> Listing

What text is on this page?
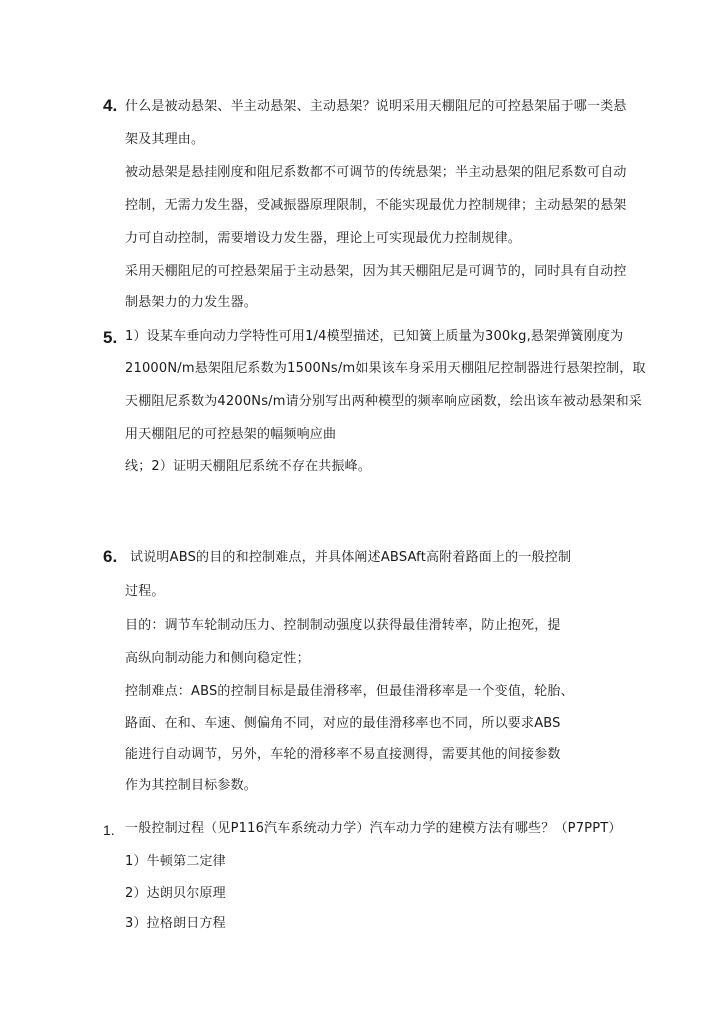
4. 什么是被动悬架、半主动悬架、主动悬架？说明采用天棚阻尼的可控悬架届于哪一类悬
架及其理由。
被动悬架是悬挂刚度和阻尼系数都不可调节的传统悬架；半主动悬架的阻尼系数可自动
控制，无需力发生器，受减振器原理限制，不能实现最优力控制规律；主动悬架的悬架
力可自动控制，需要增设力发生器，理论上可实现最优力控制规律。
采用天棚阻尼的可控悬架届于主动悬架，因为其天棚阻尼是可调节的，同时具有自动控
制悬架力的力发生器。
5. 1）设某车垂向动力学特性可用1/4模型描述，已知簧上质量为300kg,悬架弹簧刚度为
21000N/m悬架阻尼系数为1500Ns/m如果该车身采用天棚阻尼控制器进行悬架控制，取
天棚阻尼系数为4200Ns/m请分别写出两种模型的频率响应函数，绘出该车被动悬架和采
用天棚阻尼的可控悬架的幅频响应曲
线；2）证明天棚阻尼系统不存在共振峰。
6. 试说明ABS的目的和控制难点，并具体阐述ABSAft高附着路面上的一般控制
过程。
目的：调节车轮制动压力、控制制动强度以获得最佳滑转率，防止抱死，提
高纵向制动能力和侧向稳定性；
控制难点：ABS的控制目标是最佳滑移率，但最佳滑移率是一个变值，轮胎、
路面、在和、车速、侧偏角不同，对应的最佳滑移率也不同，所以要求ABS
能进行自动调节，另外，车轮的滑移率不易直接测得，需要其他的间接参数
作为其控制目标参数。
1. 一般控制过程（见P116汽车系统动力学）汽车动力学的建模方法有哪些？（P7PPT）
1）牛顿第二定律
2）达朗贝尔原理
3）拉格朗日方程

> Problem requirements
Please write out all of the material above without changing a word, and omit any pictures.

> Expected answer
What text is on this page?
4. 什么是被动悬架、半主动悬架、主动悬架？说明采用天棚阻尼的可控悬架届于哪一类悬
架及其理由。
被动悬架是悬挂刚度和阻尼系数都不可调节的传统悬架；半主动悬架的阻尼系数可自动
控制，无需力发生器，受减振器原理限制，不能实现最优力控制规律；主动悬架的悬架
力可自动控制，需要增设力发生器，理论上可实现最优力控制规律。
采用天棚阻尼的可控悬架届于主动悬架，因为其天棚阻尼是可调节的，同时具有自动控
制悬架力的力发生器。
5. 1）设某车垂向动力学特性可用1/4模型描述，已知簧上质量为300kg,悬架弹簧刚度为
21000N/m悬架阻尼系数为1500Ns/m如果该车身采用天棚阻尼控制器进行悬架控制，取
天棚阻尼系数为4200Ns/m请分别写出两种模型的频率响应函数，绘出该车被动悬架和采
用天棚阻尼的可控悬架的幅频响应曲
线；2）证明天棚阻尼系统不存在共振峰。
6. 试说明ABS的目的和控制难点，并具体阐述ABSAft高附着路面上的一般控制
过程。
目的：调节车轮制动压力、控制制动强度以获得最佳滑转率，防止抱死，提
高纵向制动能力和侧向稳定性；
控制难点：ABS的控制目标是最佳滑移率，但最佳滑移率是一个变值，轮胎、
路面、在和、车速、侧偏角不同，对应的最佳滑移率也不同，所以要求ABS
能进行自动调节，另外，车轮的滑移率不易直接测得，需要其他的间接参数
作为其控制目标参数。
1. 一般控制过程（见P116汽车系统动力学）汽车动力学的建模方法有哪些？（P7PPT）
1）牛顿第二定律
2）达朗贝尔原理
3）拉格朗日方程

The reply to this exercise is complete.